▶ **What you should do**: Each line of the material must be returned exactly.
━━ Material supplied ━━
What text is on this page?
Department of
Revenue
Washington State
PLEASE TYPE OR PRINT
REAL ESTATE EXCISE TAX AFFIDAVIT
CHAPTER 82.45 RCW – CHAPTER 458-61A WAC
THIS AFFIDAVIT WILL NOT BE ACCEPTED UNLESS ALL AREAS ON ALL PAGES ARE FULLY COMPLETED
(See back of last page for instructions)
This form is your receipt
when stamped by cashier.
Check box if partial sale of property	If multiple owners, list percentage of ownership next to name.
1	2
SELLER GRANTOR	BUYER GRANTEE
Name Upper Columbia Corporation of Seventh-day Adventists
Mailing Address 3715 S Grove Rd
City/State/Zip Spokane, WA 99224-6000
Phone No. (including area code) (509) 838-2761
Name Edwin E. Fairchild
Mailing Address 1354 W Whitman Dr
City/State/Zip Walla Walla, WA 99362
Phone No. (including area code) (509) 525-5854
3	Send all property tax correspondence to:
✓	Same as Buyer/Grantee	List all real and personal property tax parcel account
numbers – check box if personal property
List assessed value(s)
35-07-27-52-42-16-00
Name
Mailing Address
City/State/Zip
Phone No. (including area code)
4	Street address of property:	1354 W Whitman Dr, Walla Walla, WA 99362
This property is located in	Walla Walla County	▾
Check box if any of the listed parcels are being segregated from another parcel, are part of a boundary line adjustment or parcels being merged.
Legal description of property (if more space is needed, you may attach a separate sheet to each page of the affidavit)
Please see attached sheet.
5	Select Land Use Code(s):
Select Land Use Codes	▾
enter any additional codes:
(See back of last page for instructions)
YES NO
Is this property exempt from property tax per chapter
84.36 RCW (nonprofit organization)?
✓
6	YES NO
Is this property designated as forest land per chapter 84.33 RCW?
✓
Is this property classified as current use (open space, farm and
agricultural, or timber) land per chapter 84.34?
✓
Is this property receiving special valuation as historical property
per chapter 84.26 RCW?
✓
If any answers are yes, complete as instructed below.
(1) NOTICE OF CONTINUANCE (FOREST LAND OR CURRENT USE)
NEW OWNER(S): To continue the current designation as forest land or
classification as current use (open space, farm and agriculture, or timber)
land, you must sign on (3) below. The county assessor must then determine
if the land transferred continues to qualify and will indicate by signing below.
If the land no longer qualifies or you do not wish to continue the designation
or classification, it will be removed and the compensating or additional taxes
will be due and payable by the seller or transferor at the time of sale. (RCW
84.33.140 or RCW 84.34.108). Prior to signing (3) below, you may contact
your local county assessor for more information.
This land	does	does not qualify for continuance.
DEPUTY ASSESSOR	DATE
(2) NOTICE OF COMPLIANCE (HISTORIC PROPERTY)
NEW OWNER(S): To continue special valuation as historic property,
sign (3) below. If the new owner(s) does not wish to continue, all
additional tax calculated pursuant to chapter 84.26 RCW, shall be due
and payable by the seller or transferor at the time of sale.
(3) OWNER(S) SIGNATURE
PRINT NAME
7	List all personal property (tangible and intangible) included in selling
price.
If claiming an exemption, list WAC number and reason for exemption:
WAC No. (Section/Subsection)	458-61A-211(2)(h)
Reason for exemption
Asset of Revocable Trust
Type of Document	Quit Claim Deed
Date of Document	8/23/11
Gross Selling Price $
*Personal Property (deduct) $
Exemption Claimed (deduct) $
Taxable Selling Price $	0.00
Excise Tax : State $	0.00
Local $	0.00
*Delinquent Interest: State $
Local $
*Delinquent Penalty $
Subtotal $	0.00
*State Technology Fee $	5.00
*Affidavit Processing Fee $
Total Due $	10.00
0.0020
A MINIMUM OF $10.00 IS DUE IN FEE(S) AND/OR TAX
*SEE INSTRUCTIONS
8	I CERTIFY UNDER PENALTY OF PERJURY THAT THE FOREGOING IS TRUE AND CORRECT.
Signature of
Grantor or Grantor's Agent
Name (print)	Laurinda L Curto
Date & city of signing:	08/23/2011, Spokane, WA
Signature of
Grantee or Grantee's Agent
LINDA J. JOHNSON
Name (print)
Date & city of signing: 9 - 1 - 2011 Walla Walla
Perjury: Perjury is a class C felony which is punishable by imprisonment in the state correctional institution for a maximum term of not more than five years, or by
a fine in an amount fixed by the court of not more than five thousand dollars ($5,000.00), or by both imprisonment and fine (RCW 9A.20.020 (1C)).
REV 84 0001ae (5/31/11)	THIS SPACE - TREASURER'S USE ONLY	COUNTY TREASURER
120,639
━━━
▶ **Result**:
What text is on this page?
Department of
Revenue
Washington State
PLEASE TYPE OR PRINT
REAL ESTATE EXCISE TAX AFFIDAVIT
CHAPTER 82.45 RCW – CHAPTER 458-61A WAC
THIS AFFIDAVIT WILL NOT BE ACCEPTED UNLESS ALL AREAS ON ALL PAGES ARE FULLY COMPLETED
(See back of last page for instructions)
This form is your receipt
when stamped by cashier.
Check box if partial sale of property	If multiple owners, list percentage of ownership next to name.
1	2
SELLER GRANTOR	BUYER GRANTEE
Name Upper Columbia Corporation of Seventh-day Adventists
Mailing Address 3715 S Grove Rd
City/State/Zip Spokane, WA 99224-6000
Phone No. (including area code) (509) 838-2761
Name Edwin E. Fairchild
Mailing Address 1354 W Whitman Dr
City/State/Zip Walla Walla, WA 99362
Phone No. (including area code) (509) 525-5854
3	Send all property tax correspondence to:
✓	Same as Buyer/Grantee	List all real and personal property tax parcel account
numbers – check box if personal property
List assessed value(s)
35-07-27-52-42-16-00
Name
Mailing Address
City/State/Zip
Phone No. (including area code)
4	Street address of property:	1354 W Whitman Dr, Walla Walla, WA 99362
This property is located in	Walla Walla County	▾
Check box if any of the listed parcels are being segregated from another parcel, are part of a boundary line adjustment or parcels being merged.
Legal description of property (if more space is needed, you may attach a separate sheet to each page of the affidavit)
Please see attached sheet.
5	Select Land Use Code(s):
Select Land Use Codes	▾
enter any additional codes:
(See back of last page for instructions)
YES NO
Is this property exempt from property tax per chapter
84.36 RCW (nonprofit organization)?
✓
6	YES NO
Is this property designated as forest land per chapter 84.33 RCW?
✓
Is this property classified as current use (open space, farm and
agricultural, or timber) land per chapter 84.34?
✓
Is this property receiving special valuation as historical property
per chapter 84.26 RCW?
✓
If any answers are yes, complete as instructed below.
(1) NOTICE OF CONTINUANCE (FOREST LAND OR CURRENT USE)
NEW OWNER(S): To continue the current designation as forest land or
classification as current use (open space, farm and agriculture, or timber)
land, you must sign on (3) below. The county assessor must then determine
if the land transferred continues to qualify and will indicate by signing below.
If the land no longer qualifies or you do not wish to continue the designation
or classification, it will be removed and the compensating or additional taxes
will be due and payable by the seller or transferor at the time of sale. (RCW
84.33.140 or RCW 84.34.108). Prior to signing (3) below, you may contact
your local county assessor for more information.
This land	does	does not qualify for continuance.
DEPUTY ASSESSOR	DATE
(2) NOTICE OF COMPLIANCE (HISTORIC PROPERTY)
NEW OWNER(S): To continue special valuation as historic property,
sign (3) below. If the new owner(s) does not wish to continue, all
additional tax calculated pursuant to chapter 84.26 RCW, shall be due
and payable by the seller or transferor at the time of sale.
(3) OWNER(S) SIGNATURE
PRINT NAME
7	List all personal property (tangible and intangible) included in selling
price.
If claiming an exemption, list WAC number and reason for exemption:
WAC No. (Section/Subsection)	458-61A-211(2)(h)
Reason for exemption
Asset of Revocable Trust
Type of Document	Quit Claim Deed
Date of Document	8/23/11
Gross Selling Price $
*Personal Property (deduct) $
Exemption Claimed (deduct) $
Taxable Selling Price $	0.00
Excise Tax : State $	0.00
Local $	0.00
*Delinquent Interest: State $
Local $
*Delinquent Penalty $
Subtotal $	0.00
*State Technology Fee $	5.00
*Affidavit Processing Fee $
Total Due $	10.00
0.0020
A MINIMUM OF $10.00 IS DUE IN FEE(S) AND/OR TAX
*SEE INSTRUCTIONS
8	I CERTIFY UNDER PENALTY OF PERJURY THAT THE FOREGOING IS TRUE AND CORRECT.
Signature of
Grantor or Grantor's Agent
Name (print)	Laurinda L Curto
Date & city of signing:	08/23/2011, Spokane, WA
Signature of
Grantee or Grantee's Agent
LINDA J. JOHNSON
Name (print)
Date & city of signing: 9 - 1 - 2011 Walla Walla
Perjury: Perjury is a class C felony which is punishable by imprisonment in the state correctional institution for a maximum term of not more than five years, or by
a fine in an amount fixed by the court of not more than five thousand dollars ($5,000.00), or by both imprisonment and fine (RCW 9A.20.020 (1C)).
REV 84 0001ae (5/31/11)	THIS SPACE - TREASURER'S USE ONLY	COUNTY TREASURER
120,639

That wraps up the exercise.